● **Data records**:
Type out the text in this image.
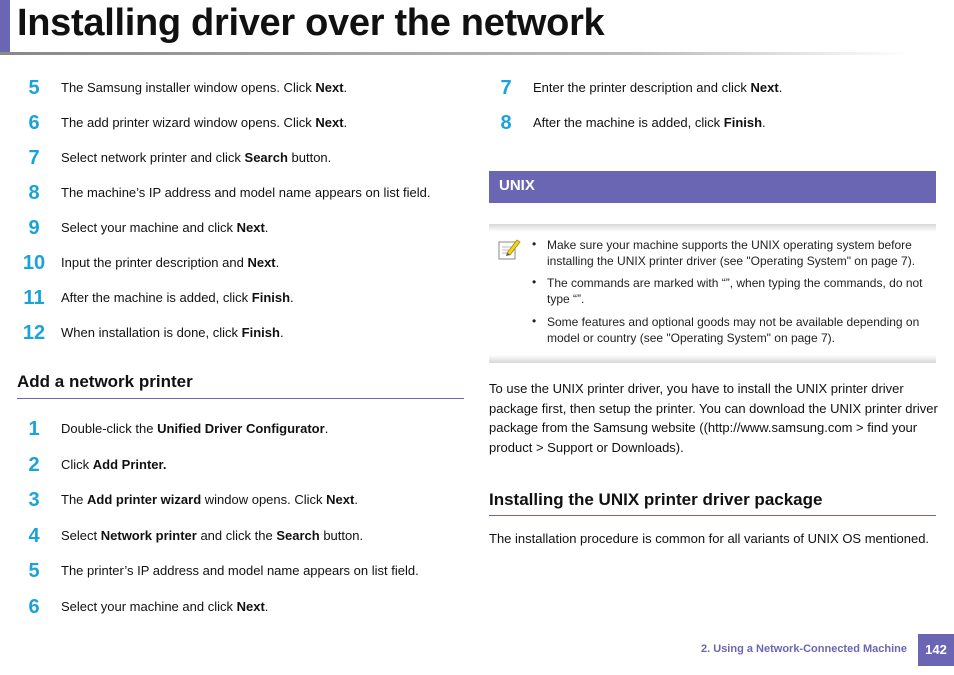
Installing driver over the network
5	The Samsung installer window opens. Click Next.
6	The add printer wizard window opens. Click Next.
7	Select network printer and click Search button.
8	The machine’s IP address and model name appears on list field.
9	Select your machine and click Next.
10 Input the printer description and Next.
11	After the machine is added, click Finish.
12 When installation is done, click Finish.
Add a network printer
1	Double-click the Unified Driver Configurator.
2	Click Add Printer.
3	The Add printer wizard window opens. Click Next.
4	Select Network printer and click the Search button.
5	The printer’s IP address and model name appears on list field.
6	Select your machine and click Next.
7	Enter the printer description and click Next.
8	After the machine is added, click Finish.
UNIX
• Make sure your machine supports the UNIX operating system before installing the UNIX printer driver (see "Operating System" on page 7).
• The commands are marked with “”, when typing the commands, do not type “”.
• Some features and optional goods may not be available depending on model or country (see "Operating System" on page 7).
To use the UNIX printer driver, you have to install the UNIX printer driver package first, then setup the printer. You can download the UNIX printer driver package from the Samsung website ((http://www.samsung.com > find your product > Support or Downloads).
Installing the UNIX printer driver package
The installation procedure is common for all variants of UNIX OS mentioned.
2. Using a Network-Connected Machine	142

● **Prompt**:
Copy every line in the entries above that has the string "Samsung" in it.

● **Solution**:
5	The Samsung installer window opens. Click Next.
To use the UNIX printer driver, you have to install the UNIX printer driver package first, then setup the printer. You can download the UNIX printer driver package from the Samsung website ((http://www.samsung.com > find your product > Support or Downloads).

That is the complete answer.